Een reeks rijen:
****************

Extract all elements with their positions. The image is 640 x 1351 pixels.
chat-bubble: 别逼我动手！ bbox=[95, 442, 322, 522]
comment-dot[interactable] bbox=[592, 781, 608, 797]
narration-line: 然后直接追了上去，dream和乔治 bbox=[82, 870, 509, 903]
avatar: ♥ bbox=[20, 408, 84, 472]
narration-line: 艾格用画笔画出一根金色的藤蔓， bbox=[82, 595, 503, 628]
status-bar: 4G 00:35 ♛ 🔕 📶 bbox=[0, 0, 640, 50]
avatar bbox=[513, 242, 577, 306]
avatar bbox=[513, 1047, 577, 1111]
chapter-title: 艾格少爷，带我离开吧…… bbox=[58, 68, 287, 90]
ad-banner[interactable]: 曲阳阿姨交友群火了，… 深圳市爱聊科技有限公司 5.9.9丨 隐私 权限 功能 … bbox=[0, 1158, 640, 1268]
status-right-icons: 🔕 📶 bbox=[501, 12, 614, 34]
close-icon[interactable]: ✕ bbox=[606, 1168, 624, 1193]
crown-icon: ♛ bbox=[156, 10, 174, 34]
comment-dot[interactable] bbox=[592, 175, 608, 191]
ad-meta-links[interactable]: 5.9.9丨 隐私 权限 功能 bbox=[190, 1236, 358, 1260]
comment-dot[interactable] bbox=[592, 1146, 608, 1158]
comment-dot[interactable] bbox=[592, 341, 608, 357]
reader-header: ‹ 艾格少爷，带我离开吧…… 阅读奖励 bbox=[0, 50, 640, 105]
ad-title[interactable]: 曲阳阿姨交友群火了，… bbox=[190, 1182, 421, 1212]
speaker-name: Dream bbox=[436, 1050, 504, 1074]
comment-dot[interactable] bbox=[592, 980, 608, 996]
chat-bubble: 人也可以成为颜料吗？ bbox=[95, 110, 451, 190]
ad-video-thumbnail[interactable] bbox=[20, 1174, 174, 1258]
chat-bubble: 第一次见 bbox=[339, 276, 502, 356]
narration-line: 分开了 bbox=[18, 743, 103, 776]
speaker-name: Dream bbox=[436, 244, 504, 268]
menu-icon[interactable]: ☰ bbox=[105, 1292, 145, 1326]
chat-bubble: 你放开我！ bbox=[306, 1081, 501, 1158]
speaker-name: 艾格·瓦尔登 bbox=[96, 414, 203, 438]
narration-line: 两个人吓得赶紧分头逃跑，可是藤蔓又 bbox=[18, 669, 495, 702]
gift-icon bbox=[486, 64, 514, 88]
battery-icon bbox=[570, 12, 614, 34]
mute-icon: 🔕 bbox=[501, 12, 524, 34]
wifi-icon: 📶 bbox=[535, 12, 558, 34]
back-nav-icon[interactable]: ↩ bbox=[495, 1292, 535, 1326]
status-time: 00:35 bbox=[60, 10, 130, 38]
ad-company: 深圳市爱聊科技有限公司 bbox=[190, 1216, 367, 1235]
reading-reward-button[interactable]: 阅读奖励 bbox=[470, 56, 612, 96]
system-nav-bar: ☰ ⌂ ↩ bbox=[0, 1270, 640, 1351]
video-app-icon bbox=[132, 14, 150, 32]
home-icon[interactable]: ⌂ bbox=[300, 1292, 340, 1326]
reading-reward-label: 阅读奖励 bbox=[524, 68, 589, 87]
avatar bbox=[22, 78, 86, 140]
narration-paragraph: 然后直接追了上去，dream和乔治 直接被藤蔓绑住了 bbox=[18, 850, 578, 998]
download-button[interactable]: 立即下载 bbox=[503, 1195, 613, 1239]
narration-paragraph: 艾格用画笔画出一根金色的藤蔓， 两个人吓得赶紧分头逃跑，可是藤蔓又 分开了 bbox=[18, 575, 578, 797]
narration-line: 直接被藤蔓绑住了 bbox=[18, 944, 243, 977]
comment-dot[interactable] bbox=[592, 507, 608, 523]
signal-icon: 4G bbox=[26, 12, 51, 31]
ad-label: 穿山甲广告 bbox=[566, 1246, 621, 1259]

****************

Neem alle rijen hierboven letterlijk over, zonder iets weg te laten of te wijzigen.

Extract all elements with their positions. The image is 640 x 1351 pixels.
chat-bubble: 别逼我动手！ bbox=[95, 442, 322, 522]
comment-dot[interactable] bbox=[592, 781, 608, 797]
narration-line: 然后直接追了上去，dream和乔治 bbox=[82, 870, 509, 903]
avatar: ♥ bbox=[20, 408, 84, 472]
narration-line: 艾格用画笔画出一根金色的藤蔓， bbox=[82, 595, 503, 628]
status-bar: 4G 00:35 ♛ 🔕 📶 bbox=[0, 0, 640, 50]
avatar bbox=[513, 242, 577, 306]
avatar bbox=[513, 1047, 577, 1111]
chapter-title: 艾格少爷，带我离开吧…… bbox=[58, 68, 287, 90]
ad-banner[interactable]: 曲阳阿姨交友群火了，… 深圳市爱聊科技有限公司 5.9.9丨 隐私 权限 功能 … bbox=[0, 1158, 640, 1268]
status-right-icons: 🔕 📶 bbox=[501, 12, 614, 34]
close-icon[interactable]: ✕ bbox=[606, 1168, 624, 1193]
crown-icon: ♛ bbox=[156, 10, 174, 34]
comment-dot[interactable] bbox=[592, 175, 608, 191]
ad-meta-links[interactable]: 5.9.9丨 隐私 权限 功能 bbox=[190, 1236, 358, 1260]
comment-dot[interactable] bbox=[592, 1146, 608, 1158]
comment-dot[interactable] bbox=[592, 341, 608, 357]
reader-header: ‹ 艾格少爷，带我离开吧…… 阅读奖励 bbox=[0, 50, 640, 105]
ad-title[interactable]: 曲阳阿姨交友群火了，… bbox=[190, 1182, 421, 1212]
speaker-name: Dream bbox=[436, 1050, 504, 1074]
comment-dot[interactable] bbox=[592, 980, 608, 996]
chat-bubble: 人也可以成为颜料吗？ bbox=[95, 110, 451, 190]
ad-video-thumbnail[interactable] bbox=[20, 1174, 174, 1258]
chat-bubble: 第一次见 bbox=[339, 276, 502, 356]
narration-line: 分开了 bbox=[18, 743, 103, 776]
speaker-name: Dream bbox=[436, 244, 504, 268]
menu-icon[interactable]: ☰ bbox=[105, 1292, 145, 1326]
chat-bubble: 你放开我！ bbox=[306, 1081, 501, 1158]
speaker-name: 艾格·瓦尔登 bbox=[96, 414, 203, 438]
narration-line: 两个人吓得赶紧分头逃跑，可是藤蔓又 bbox=[18, 669, 495, 702]
gift-icon bbox=[486, 64, 514, 88]
battery-icon bbox=[570, 12, 614, 34]
mute-icon: 🔕 bbox=[501, 12, 524, 34]
wifi-icon: 📶 bbox=[535, 12, 558, 34]
back-nav-icon[interactable]: ↩ bbox=[495, 1292, 535, 1326]
status-time: 00:35 bbox=[60, 10, 130, 38]
ad-company: 深圳市爱聊科技有限公司 bbox=[190, 1216, 367, 1235]
reading-reward-button[interactable]: 阅读奖励 bbox=[470, 56, 612, 96]
system-nav-bar: ☰ ⌂ ↩ bbox=[0, 1270, 640, 1351]
video-app-icon bbox=[132, 14, 150, 32]
home-icon[interactable]: ⌂ bbox=[300, 1292, 340, 1326]
reading-reward-label: 阅读奖励 bbox=[524, 68, 589, 87]
avatar bbox=[22, 78, 86, 140]
narration-paragraph: 然后直接追了上去，dream和乔治 直接被藤蔓绑住了 bbox=[18, 850, 578, 998]
download-button[interactable]: 立即下载 bbox=[503, 1195, 613, 1239]
narration-paragraph: 艾格用画笔画出一根金色的藤蔓， 两个人吓得赶紧分头逃跑，可是藤蔓又 分开了 bbox=[18, 575, 578, 797]
narration-line: 直接被藤蔓绑住了 bbox=[18, 944, 243, 977]
comment-dot[interactable] bbox=[592, 507, 608, 523]
signal-icon: 4G bbox=[26, 12, 51, 31]
ad-label: 穿山甲广告 bbox=[566, 1246, 621, 1259]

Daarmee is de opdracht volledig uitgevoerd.